### Exercise inputs ###
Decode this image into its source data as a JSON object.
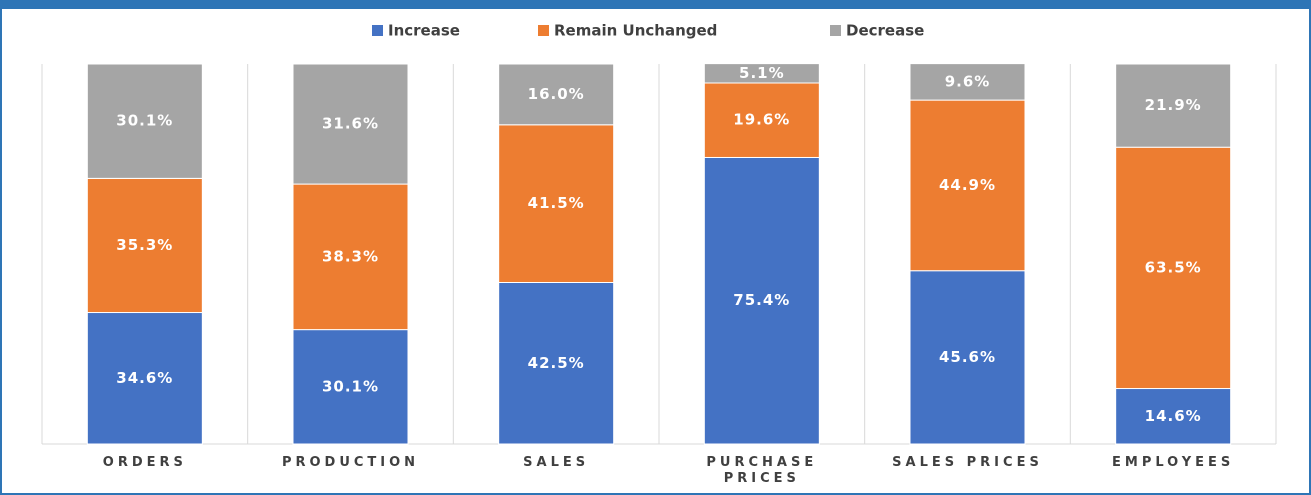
{
  "chart_data": {
    "type": "stacked_bar",
    "categories": [
      "ORDERS",
      "PRODUCTION",
      "SALES",
      "PURCHASE PRICES",
      "SALES PRICES",
      "EMPLOYEES"
    ],
    "series": [
      {
        "name": "Increase",
        "color": "#4472c4",
        "values": [
          34.6,
          30.1,
          42.5,
          75.4,
          45.6,
          14.6
        ],
        "value_labels": [
          "34.6%",
          "30.1%",
          "42.5%",
          "75.4%",
          "45.6%",
          "14.6%"
        ]
      },
      {
        "name": "Remain Unchanged",
        "color": "#ed7d31",
        "values": [
          35.3,
          38.3,
          41.5,
          19.6,
          44.9,
          63.5
        ],
        "value_labels": [
          "35.3%",
          "38.3%",
          "41.5%",
          "19.6%",
          "44.9%",
          "63.5%"
        ]
      },
      {
        "name": "Decrease",
        "color": "#a5a5a5",
        "values": [
          30.1,
          31.6,
          16.0,
          5.1,
          9.6,
          21.9
        ],
        "value_labels": [
          "30.1%",
          "31.6%",
          "16.0%",
          "5.1%",
          "9.6%",
          "21.9%"
        ]
      }
    ],
    "ylim": [
      0,
      100
    ],
    "legend": "top"
  }
}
###
→ Requirements: How many of the lines above hold "name"? Answer with only the number.

→ The answer: 3